Request
For the copy, please give all of the data again exactly and leave the pictures out.

Given information

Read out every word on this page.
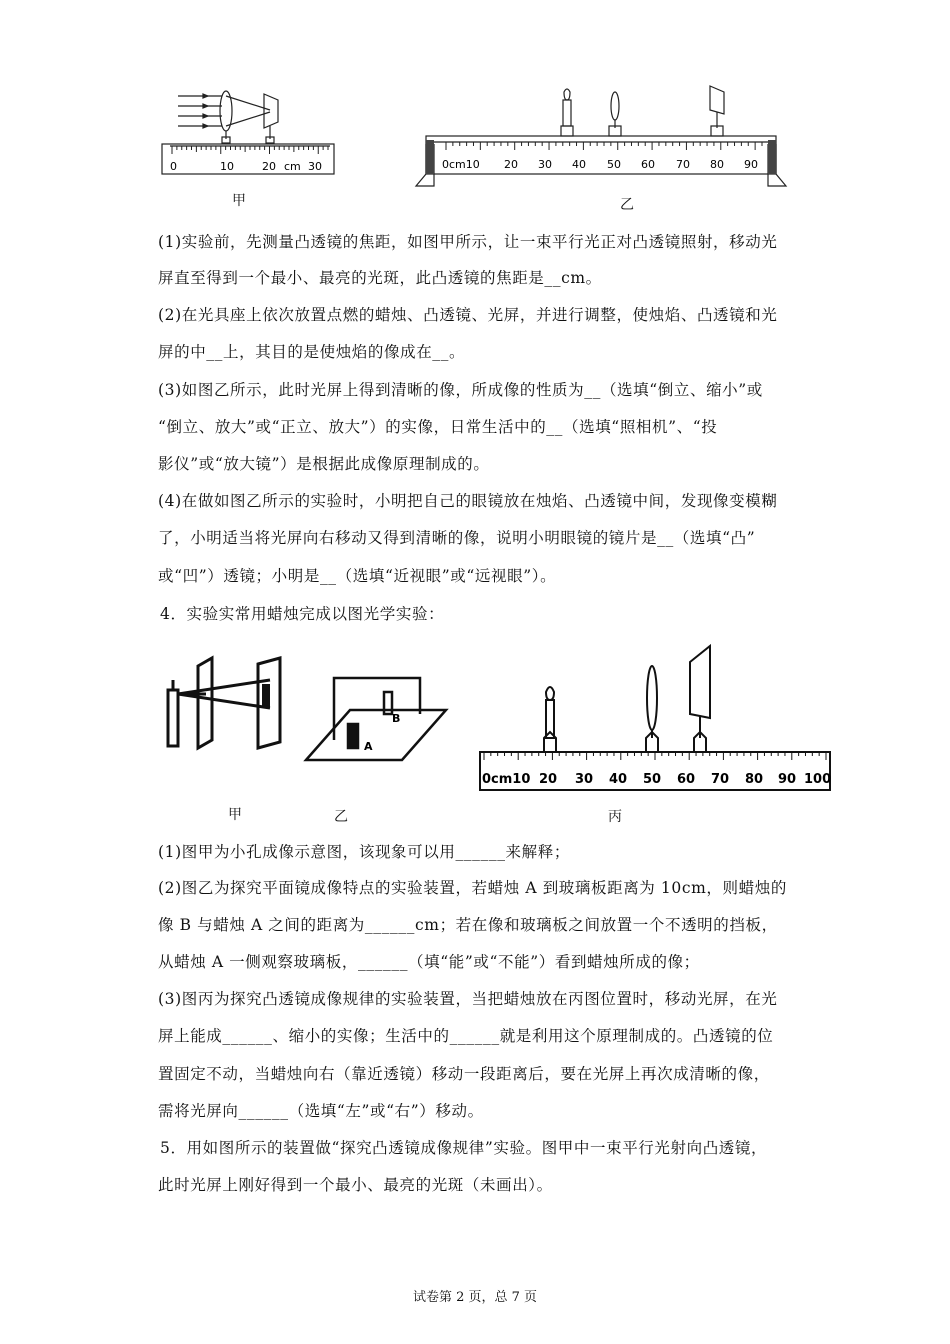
0	10	20 cm 30
甲
0cm10 20 30 40 50 60 70 80 90
乙
(1)实验前，先测量凸透镜的焦距，如图甲所示，让一束平行光正对凸透镜照射，移动光
屏直至得到一个最小、最亮的光斑，此凸透镜的焦距是__cm。
(2)在光具座上依次放置点燃的蜡烛、凸透镜、光屏，并进行调整，使烛焰、凸透镜和光
屏的中__上，其目的是使烛焰的像成在__。
(3)如图乙所示，此时光屏上得到清晰的像，所成像的性质为__（选填“倒立、缩小”或
“倒立、放大”或“正立、放大”）的实像，日常生活中的__（选填“照相机”、“投
影仪”或“放大镜”）是根据此成像原理制成的。
(4)在做如图乙所示的实验时，小明把自己的眼镜放在烛焰、凸透镜中间，发现像变模糊
了，小明适当将光屏向右移动又得到清晰的像，说明小明眼镜的镜片是__（选填“凸”
或“凹”）透镜；小明是__（选填“近视眼”或“远视眼”）。
4．实验实常用蜡烛完成以图光学实验：
甲
B
A
乙
0cm10 20 30 40 50 60 70 80 90 100
丙
(1)图甲为小孔成像示意图，该现象可以用______来解释；
(2)图乙为探究平面镜成像特点的实验装置，若蜡烛 A 到玻璃板距离为 10cm，则蜡烛的
像 B 与蜡烛 A 之间的距离为______cm；若在像和玻璃板之间放置一个不透明的挡板，
从蜡烛 A 一侧观察玻璃板，______（填“能”或“不能”）看到蜡烛所成的像；
(3)图丙为探究凸透镜成像规律的实验装置，当把蜡烛放在丙图位置时，移动光屏，在光
屏上能成______、缩小的实像；生活中的______就是利用这个原理制成的。凸透镜的位
置固定不动，当蜡烛向右（靠近透镜）移动一段距离后，要在光屏上再次成清晰的像，
需将光屏向______（选填“左”或“右”）移动。
5．用如图所示的装置做“探究凸透镜成像规律”实验。图甲中一束平行光射向凸透镜，
此时光屏上刚好得到一个最小、最亮的光斑（未画出）。
试卷第 2 页，总 7 页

Complete answer
Read out every word on this page.
0	10	20 cm 30
甲
0cm10 20 30 40 50 60 70 80 90
乙
(1)实验前，先测量凸透镜的焦距，如图甲所示，让一束平行光正对凸透镜照射，移动光
屏直至得到一个最小、最亮的光斑，此凸透镜的焦距是__cm。
(2)在光具座上依次放置点燃的蜡烛、凸透镜、光屏，并进行调整，使烛焰、凸透镜和光
屏的中__上，其目的是使烛焰的像成在__。
(3)如图乙所示，此时光屏上得到清晰的像，所成像的性质为__（选填“倒立、缩小”或
“倒立、放大”或“正立、放大”）的实像，日常生活中的__（选填“照相机”、“投
影仪”或“放大镜”）是根据此成像原理制成的。
(4)在做如图乙所示的实验时，小明把自己的眼镜放在烛焰、凸透镜中间，发现像变模糊
了，小明适当将光屏向右移动又得到清晰的像，说明小明眼镜的镜片是__（选填“凸”
或“凹”）透镜；小明是__（选填“近视眼”或“远视眼”）。
4．实验实常用蜡烛完成以图光学实验：
甲
B
A
乙
0cm10 20 30 40 50 60 70 80 90 100
丙
(1)图甲为小孔成像示意图，该现象可以用______来解释；
(2)图乙为探究平面镜成像特点的实验装置，若蜡烛 A 到玻璃板距离为 10cm，则蜡烛的
像 B 与蜡烛 A 之间的距离为______cm；若在像和玻璃板之间放置一个不透明的挡板，
从蜡烛 A 一侧观察玻璃板，______（填“能”或“不能”）看到蜡烛所成的像；
(3)图丙为探究凸透镜成像规律的实验装置，当把蜡烛放在丙图位置时，移动光屏，在光
屏上能成______、缩小的实像；生活中的______就是利用这个原理制成的。凸透镜的位
置固定不动，当蜡烛向右（靠近透镜）移动一段距离后，要在光屏上再次成清晰的像，
需将光屏向______（选填“左”或“右”）移动。
5．用如图所示的装置做“探究凸透镜成像规律”实验。图甲中一束平行光射向凸透镜，
此时光屏上刚好得到一个最小、最亮的光斑（未画出）。
试卷第 2 页，总 7 页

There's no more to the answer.